Written problem:
Check each line below for the word "kcal", and copy those that have it.

Data to use:

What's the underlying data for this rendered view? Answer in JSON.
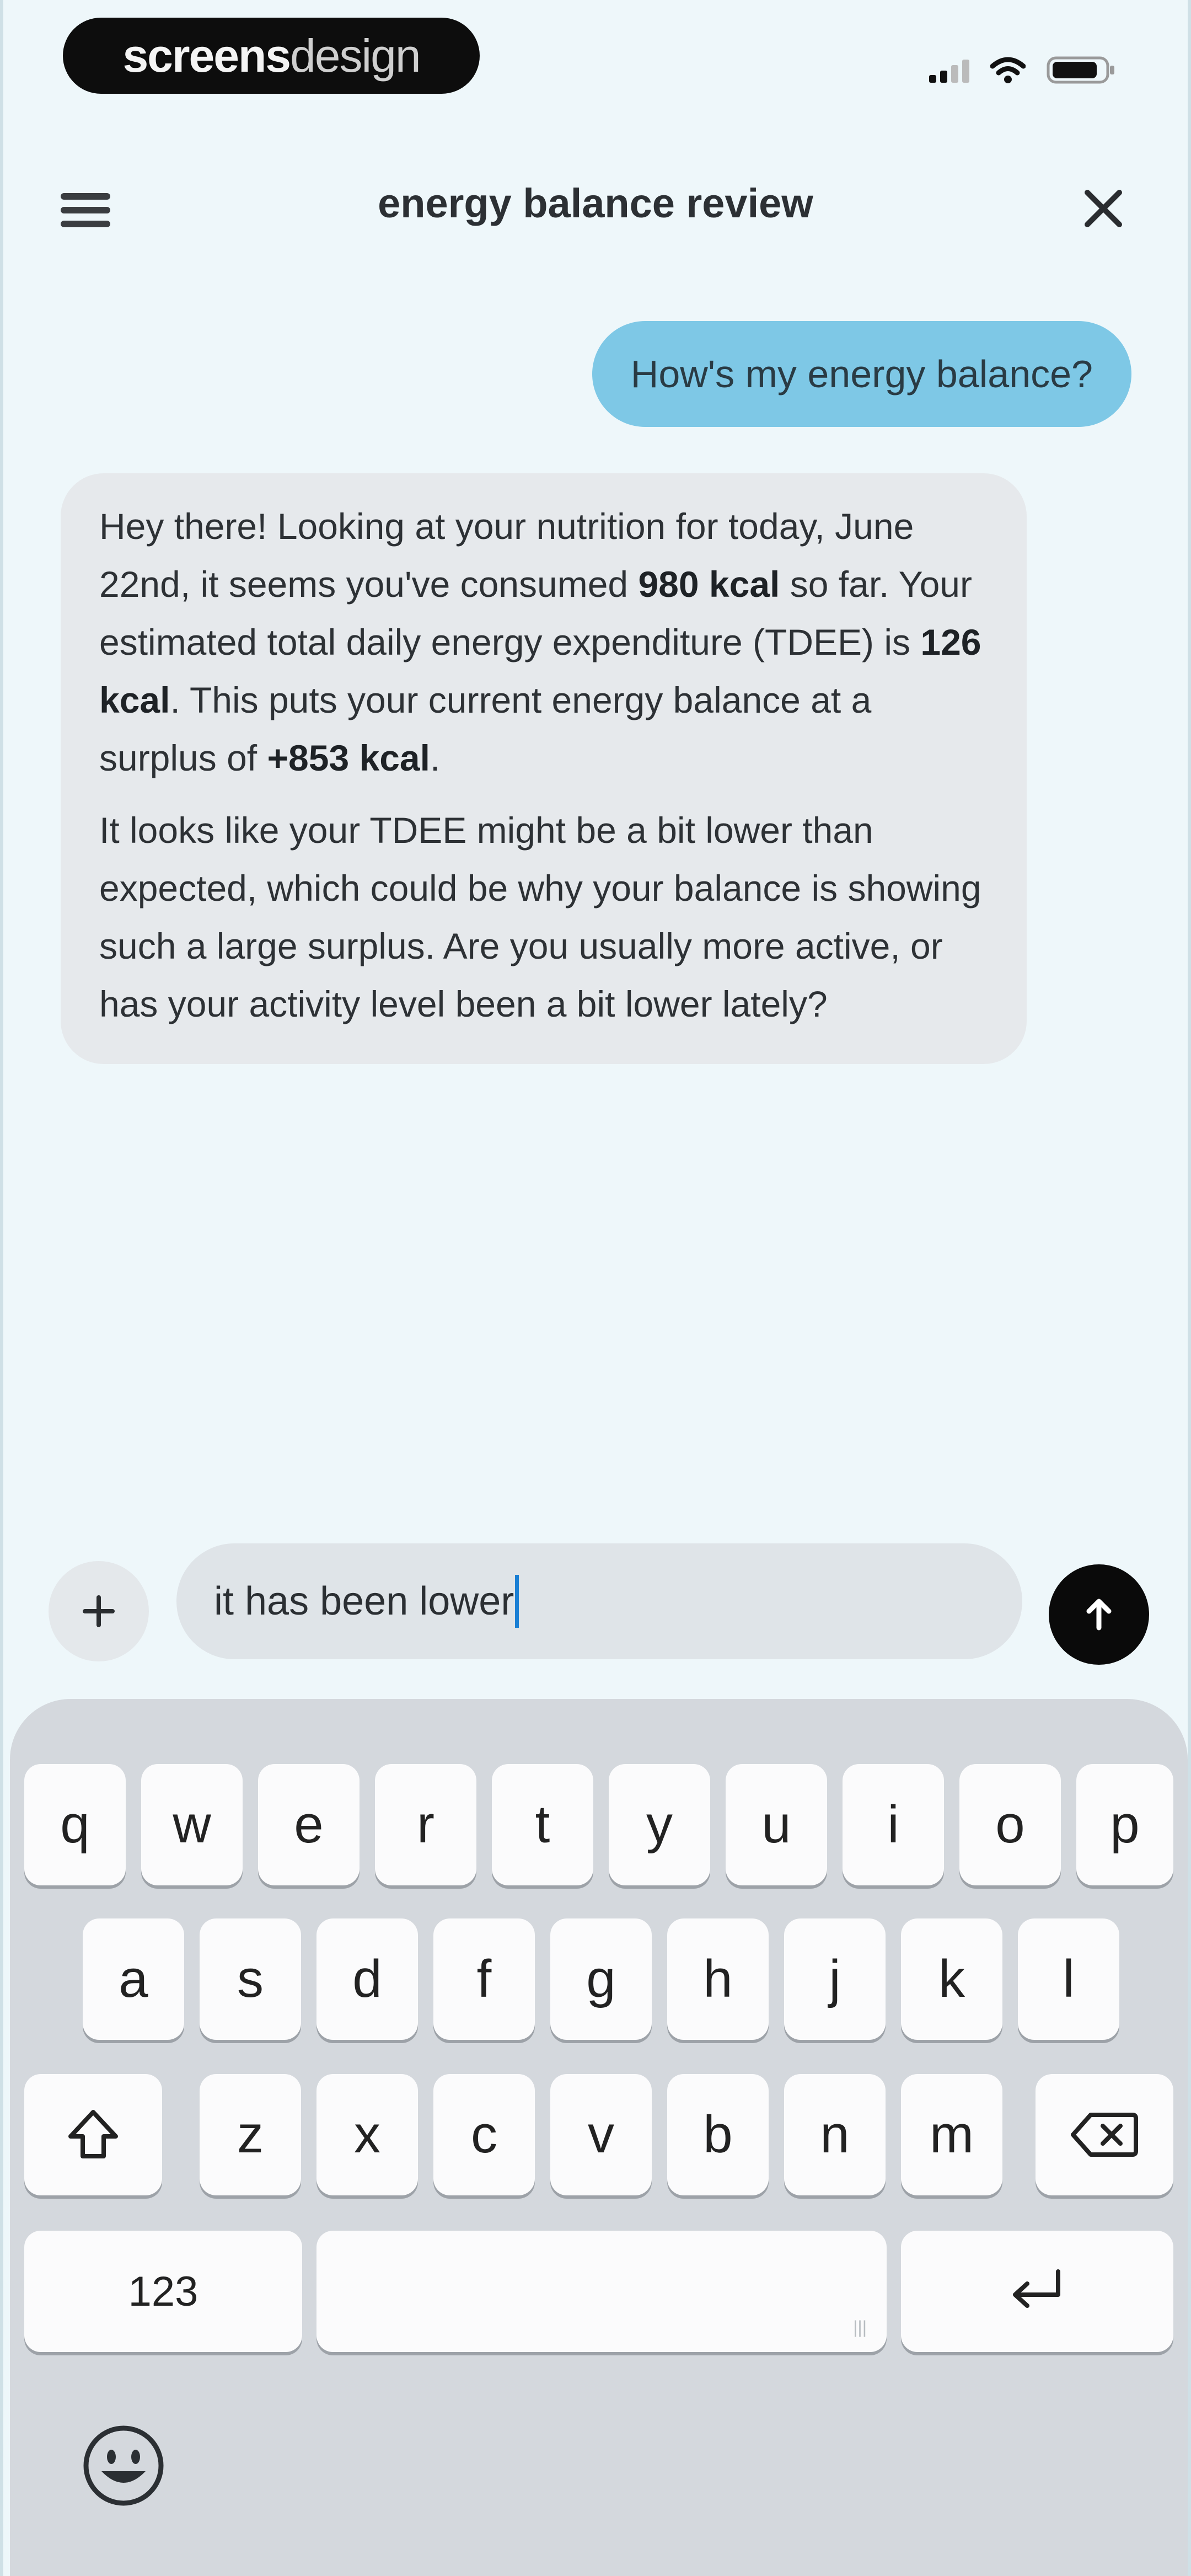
{
  "status_bar": {
    "brand_bold": "screens",
    "brand_light": "design"
  },
  "header": {
    "title": "energy balance review"
  },
  "messages": {
    "user": "How's my energy balance?",
    "assistant": {
      "p1_a": "Hey there! Looking at your nutrition for today, June 22nd, it seems you've consumed ",
      "p1_b": "980 kcal",
      "p1_c": " so far. Your estimated total daily energy expenditure (TDEE) is ",
      "p1_d": "126 kcal",
      "p1_e": ". This puts your current energy balance at a surplus of ",
      "p1_f": "+853 kcal",
      "p1_g": ".",
      "p2": "It looks like your TDEE might be a bit lower than expected, which could be why your balance is showing such a large surplus. Are you usually more active, or has your activity level been a bit lower lately?"
    }
  },
  "composer": {
    "input_value": "it has been lower"
  },
  "keyboard": {
    "row1": [
      "q",
      "w",
      "e",
      "r",
      "t",
      "y",
      "u",
      "i",
      "o",
      "p"
    ],
    "row2": [
      "a",
      "s",
      "d",
      "f",
      "g",
      "h",
      "j",
      "k",
      "l"
    ],
    "row3": [
      "z",
      "x",
      "c",
      "v",
      "b",
      "n",
      "m"
    ],
    "numbers_label": "123",
    "space_hint": "|||"
  },
  "colors": {
    "user_bubble": "#7ec8e6",
    "assistant_bubble": "#e6e9ec",
    "send_button": "#0a0a0a",
    "caret": "#1a7fd4"
  }
}
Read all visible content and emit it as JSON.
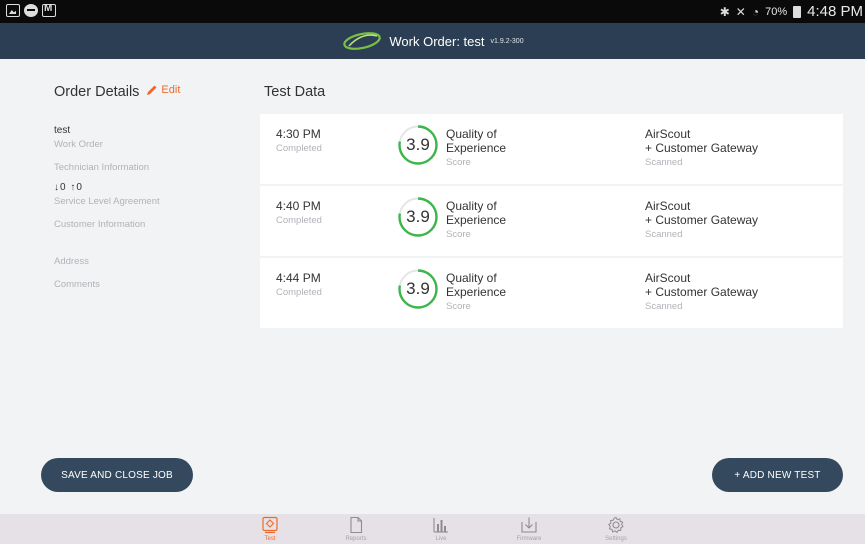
{
  "status_bar": {
    "battery": "70%",
    "clock": "4:48 PM"
  },
  "title_bar": {
    "title": "Work Order: test",
    "version": "v1.9.2-300"
  },
  "order_details": {
    "heading": "Order Details",
    "edit_label": "Edit",
    "work_order_value": "test",
    "work_order_label": "Work Order",
    "technician_label": "Technician Information",
    "sla_value": "↓0 ↑0",
    "sla_label": "Service Level Agreement",
    "customer_label": "Customer Information",
    "address_label": "Address",
    "comments_label": "Comments"
  },
  "test_data": {
    "heading": "Test Data",
    "tests": [
      {
        "time": "4:30 PM",
        "status": "Completed",
        "score": "3.9",
        "metric_line1": "Quality of",
        "metric_line2": "Experience",
        "metric_sub": "Score",
        "device_line1": "AirScout",
        "device_line2": "+ Customer Gateway",
        "device_sub": "Scanned"
      },
      {
        "time": "4:40 PM",
        "status": "Completed",
        "score": "3.9",
        "metric_line1": "Quality of",
        "metric_line2": "Experience",
        "metric_sub": "Score",
        "device_line1": "AirScout",
        "device_line2": "+ Customer Gateway",
        "device_sub": "Scanned"
      },
      {
        "time": "4:44 PM",
        "status": "Completed",
        "score": "3.9",
        "metric_line1": "Quality of",
        "metric_line2": "Experience",
        "metric_sub": "Score",
        "device_line1": "AirScout",
        "device_line2": "+ Customer Gateway",
        "device_sub": "Scanned"
      }
    ]
  },
  "actions": {
    "save_label": "SAVE AND CLOSE JOB",
    "add_label": "+ ADD NEW TEST"
  },
  "bottom_nav": {
    "items": [
      {
        "label": "Test",
        "icon": "test-icon"
      },
      {
        "label": "Reports",
        "icon": "reports-icon"
      },
      {
        "label": "Live",
        "icon": "live-icon"
      },
      {
        "label": "Firmware",
        "icon": "firmware-icon"
      },
      {
        "label": "Settings",
        "icon": "gear-icon"
      }
    ]
  },
  "colors": {
    "accent": "#ef6a2a",
    "header": "#2c3e54",
    "button": "#34495e",
    "score_ring": "#3cb54a"
  }
}
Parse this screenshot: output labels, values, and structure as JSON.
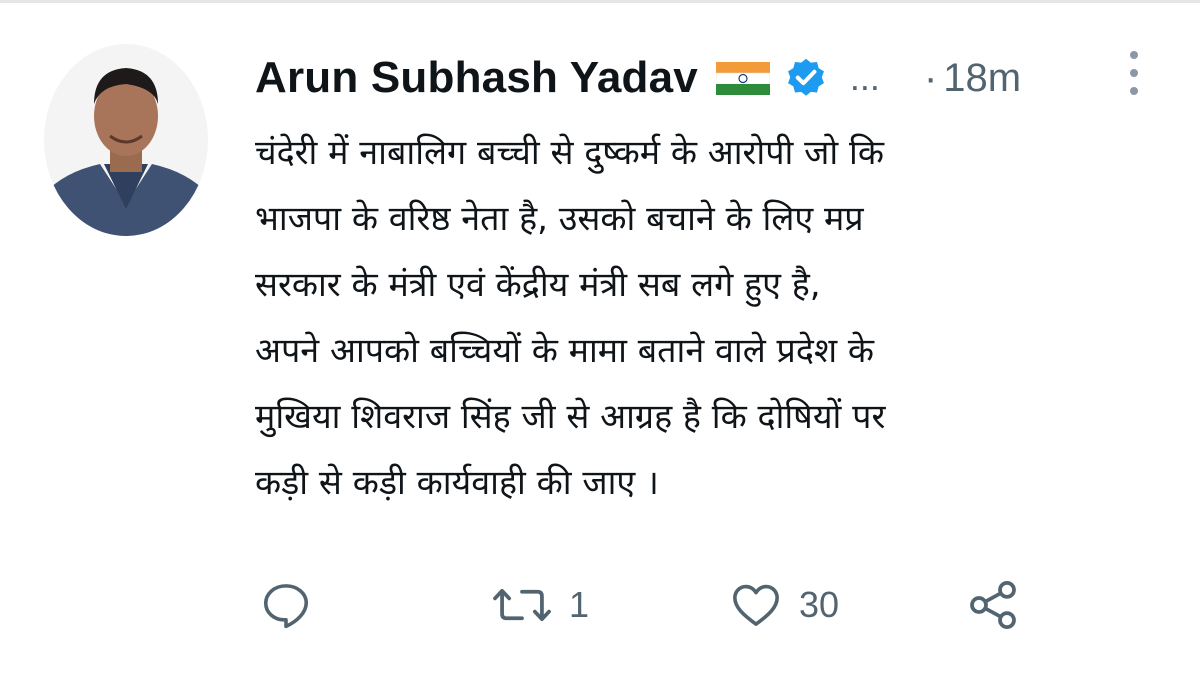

Finished task:
      "p1_b": "980 kcal",
      "p1_d": "126 kcal",
      "p1_f": "+853 kcal",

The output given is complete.